Consigne 1 — Résume en deux phrases le texte étudié sur la vidéo du chat.
Consigne 2 — D'après le texte étudié, combien de temps s'est-il passé entre le début de la vidéo et le moment où l'écran s'éteint ?

Cette petite est terrible, elle voit qu’elle est filmée, et ça l’amuse d’autant plus, me dis-je.
C’est terrible, hein ? Qu’est-ce que je te disais, miaaaaaaaa ?! répond le chat, qui vient de se prendre un dernier coup de poing sur le crâne. C’est affreux, mais en même temps, ce n’est pas un film d’horreur, tu vois ? C’est une vidéo de famille.
– Qu’est-ce que tu veux dire par là ?
demande-je, dubitatif.
Ce que je veux miauler, c’est que cette violence-là, elle n’est pas fictive. Et c’est ça que Joël veut mettre en avant. Sa famille, où on tabasse un chat — miaou ! — sans que personne ne s’en rende compte, ça pourrait être celle de tes amis, de tes voisins, ou la tienne. C’est de la violence extrême mais quotidienne.
– Mais pas du tout enfin. Dans ma famille, personne n’a jamais filé un coup de poing au chat”
réponds-je sèchement.

L’écran s’éteint, un peu moins de quatre minutes après que la vidéo a commencé. C’était difficilement soutenable. Si je n’avais pas pu discuter avec l’œuvre d’art, représentée par la voix de ce chat, je n’aurais pas tenu.

Ok, d’accord. Mettons que personne n’a jamais tabassé ton chat, me dit-il alors que l’écran se rallume, et que la vidéo repart au début.
Je te le confirme, à nouveau.
– Mais tu n’as jamais vu un bébé manquer de s’étouffer tellement il pleure ? Miaou ? Tu n’as jamais vu tes cousins ou tes parents courir après les mouches pour les écraser sèchement ? Meow ? Tu n’as jamais envoyer valser un meuble de ta chambre un jour où tu étais en colère ?
finit-il par me demander en feulant.

Informations fournies —
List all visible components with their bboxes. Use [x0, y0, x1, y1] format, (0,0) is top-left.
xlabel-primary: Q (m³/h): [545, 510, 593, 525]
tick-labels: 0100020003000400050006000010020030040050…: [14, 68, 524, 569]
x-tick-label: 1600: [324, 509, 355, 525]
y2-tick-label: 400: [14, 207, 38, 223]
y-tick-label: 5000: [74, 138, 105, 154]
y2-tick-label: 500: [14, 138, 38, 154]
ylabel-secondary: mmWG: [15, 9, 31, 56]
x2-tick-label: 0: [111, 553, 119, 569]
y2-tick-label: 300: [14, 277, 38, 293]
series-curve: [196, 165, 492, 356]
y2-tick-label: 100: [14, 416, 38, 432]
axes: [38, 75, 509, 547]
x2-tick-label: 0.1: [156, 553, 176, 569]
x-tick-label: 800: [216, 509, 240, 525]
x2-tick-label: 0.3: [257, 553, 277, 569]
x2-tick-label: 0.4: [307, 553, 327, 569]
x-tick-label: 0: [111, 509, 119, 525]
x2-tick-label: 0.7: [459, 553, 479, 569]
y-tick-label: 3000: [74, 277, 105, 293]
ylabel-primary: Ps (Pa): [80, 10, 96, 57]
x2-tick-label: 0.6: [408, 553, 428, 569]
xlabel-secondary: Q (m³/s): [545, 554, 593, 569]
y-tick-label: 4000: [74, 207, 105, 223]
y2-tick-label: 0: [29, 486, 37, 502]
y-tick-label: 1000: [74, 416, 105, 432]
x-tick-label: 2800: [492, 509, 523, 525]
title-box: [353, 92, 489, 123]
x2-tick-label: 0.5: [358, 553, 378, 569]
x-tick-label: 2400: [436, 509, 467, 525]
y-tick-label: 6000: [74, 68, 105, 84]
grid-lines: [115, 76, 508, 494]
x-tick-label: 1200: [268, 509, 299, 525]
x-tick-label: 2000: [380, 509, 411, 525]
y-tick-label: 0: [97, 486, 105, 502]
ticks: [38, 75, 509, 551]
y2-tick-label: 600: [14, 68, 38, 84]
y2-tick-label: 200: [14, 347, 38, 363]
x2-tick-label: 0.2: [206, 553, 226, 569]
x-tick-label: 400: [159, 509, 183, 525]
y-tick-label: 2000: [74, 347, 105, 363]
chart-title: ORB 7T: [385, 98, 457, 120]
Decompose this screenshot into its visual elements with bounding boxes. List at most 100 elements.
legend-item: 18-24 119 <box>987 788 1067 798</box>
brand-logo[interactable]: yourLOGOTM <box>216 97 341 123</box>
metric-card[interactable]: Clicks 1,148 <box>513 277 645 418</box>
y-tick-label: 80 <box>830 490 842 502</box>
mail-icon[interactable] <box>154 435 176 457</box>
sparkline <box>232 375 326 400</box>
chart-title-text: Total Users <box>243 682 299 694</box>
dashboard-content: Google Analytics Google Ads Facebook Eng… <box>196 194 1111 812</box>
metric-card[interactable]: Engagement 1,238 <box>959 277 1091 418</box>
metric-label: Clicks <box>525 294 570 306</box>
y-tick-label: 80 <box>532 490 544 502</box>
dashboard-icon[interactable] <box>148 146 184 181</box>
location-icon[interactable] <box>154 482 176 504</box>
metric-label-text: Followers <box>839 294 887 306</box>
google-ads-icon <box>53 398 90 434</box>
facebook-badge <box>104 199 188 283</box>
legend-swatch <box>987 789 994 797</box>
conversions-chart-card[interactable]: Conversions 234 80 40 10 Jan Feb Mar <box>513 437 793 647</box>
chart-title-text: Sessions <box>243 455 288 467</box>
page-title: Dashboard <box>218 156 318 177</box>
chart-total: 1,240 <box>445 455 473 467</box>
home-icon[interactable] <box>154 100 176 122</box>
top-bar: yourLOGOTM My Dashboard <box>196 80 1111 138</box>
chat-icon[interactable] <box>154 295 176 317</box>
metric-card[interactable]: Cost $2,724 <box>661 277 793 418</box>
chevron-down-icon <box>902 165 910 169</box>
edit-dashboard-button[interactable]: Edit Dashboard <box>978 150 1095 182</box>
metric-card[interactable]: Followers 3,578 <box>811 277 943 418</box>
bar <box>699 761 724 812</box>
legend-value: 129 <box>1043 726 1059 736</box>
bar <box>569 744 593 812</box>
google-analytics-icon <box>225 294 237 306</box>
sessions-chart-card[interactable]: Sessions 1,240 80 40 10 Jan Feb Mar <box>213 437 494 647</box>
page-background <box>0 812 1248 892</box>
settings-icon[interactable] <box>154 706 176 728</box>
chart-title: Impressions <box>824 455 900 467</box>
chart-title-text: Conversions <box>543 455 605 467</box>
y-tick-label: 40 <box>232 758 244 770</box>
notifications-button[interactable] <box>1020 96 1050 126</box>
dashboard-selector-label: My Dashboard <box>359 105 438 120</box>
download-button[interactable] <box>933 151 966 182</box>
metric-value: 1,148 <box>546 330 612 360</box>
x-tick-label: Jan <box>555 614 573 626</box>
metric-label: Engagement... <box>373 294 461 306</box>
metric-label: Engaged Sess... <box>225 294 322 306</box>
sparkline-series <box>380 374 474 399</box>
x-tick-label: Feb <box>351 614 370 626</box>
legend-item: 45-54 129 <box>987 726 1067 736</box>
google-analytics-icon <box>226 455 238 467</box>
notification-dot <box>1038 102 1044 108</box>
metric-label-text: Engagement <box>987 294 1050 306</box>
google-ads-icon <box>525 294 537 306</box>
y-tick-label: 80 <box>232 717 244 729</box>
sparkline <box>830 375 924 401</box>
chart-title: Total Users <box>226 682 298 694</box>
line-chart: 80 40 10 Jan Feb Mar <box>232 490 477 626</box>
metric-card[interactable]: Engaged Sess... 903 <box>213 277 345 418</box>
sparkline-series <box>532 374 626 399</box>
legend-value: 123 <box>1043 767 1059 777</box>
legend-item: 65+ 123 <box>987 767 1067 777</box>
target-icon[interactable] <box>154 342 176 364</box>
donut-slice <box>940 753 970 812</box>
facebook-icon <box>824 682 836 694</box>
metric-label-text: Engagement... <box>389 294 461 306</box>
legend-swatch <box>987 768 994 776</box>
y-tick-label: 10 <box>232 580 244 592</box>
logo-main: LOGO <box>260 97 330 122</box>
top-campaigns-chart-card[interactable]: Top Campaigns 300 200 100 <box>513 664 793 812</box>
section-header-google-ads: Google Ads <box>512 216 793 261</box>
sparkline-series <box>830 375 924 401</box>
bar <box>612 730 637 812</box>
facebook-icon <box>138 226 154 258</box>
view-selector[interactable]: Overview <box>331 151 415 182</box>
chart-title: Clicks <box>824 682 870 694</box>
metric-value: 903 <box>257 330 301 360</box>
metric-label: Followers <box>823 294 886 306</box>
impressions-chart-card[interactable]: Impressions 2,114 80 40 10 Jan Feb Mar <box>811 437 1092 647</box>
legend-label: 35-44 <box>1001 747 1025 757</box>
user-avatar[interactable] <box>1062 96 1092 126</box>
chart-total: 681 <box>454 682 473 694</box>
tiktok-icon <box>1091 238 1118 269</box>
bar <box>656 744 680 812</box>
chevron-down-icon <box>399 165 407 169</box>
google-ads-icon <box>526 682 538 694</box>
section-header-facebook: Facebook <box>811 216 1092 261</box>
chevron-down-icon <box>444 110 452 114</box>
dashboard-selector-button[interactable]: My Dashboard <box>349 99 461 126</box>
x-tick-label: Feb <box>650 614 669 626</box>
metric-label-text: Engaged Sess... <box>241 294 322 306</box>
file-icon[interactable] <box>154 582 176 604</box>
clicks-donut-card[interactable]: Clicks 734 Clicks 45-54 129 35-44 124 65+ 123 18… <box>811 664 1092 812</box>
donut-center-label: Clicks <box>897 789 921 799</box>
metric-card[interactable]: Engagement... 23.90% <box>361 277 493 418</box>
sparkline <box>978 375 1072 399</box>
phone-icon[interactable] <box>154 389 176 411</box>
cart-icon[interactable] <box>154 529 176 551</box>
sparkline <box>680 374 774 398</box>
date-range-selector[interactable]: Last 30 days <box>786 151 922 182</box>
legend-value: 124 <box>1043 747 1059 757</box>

Réponse rédigée 1 — Pendant une vidéo de famille où un chat se fait frapper, la voix de ce chat, qui représente l'œuvre d'art, explique que cette violence n'est pas fictive et que Joël veut montrer une violence extrême mais quotidienne, qui pourrait exister dans n'importe quelle famille. Quand on lui répond que personne n'a jamais frappé le chat dans sa propre famille, le chat demande si l'on n'a jamais vu un bébé manquer de s'étouffer à force de pleurer, des proches écraser des mouches ou un meuble envoyé valser sous le coup de la colère.

Réponse rédigée 2 — Un peu moins de quatre minutes.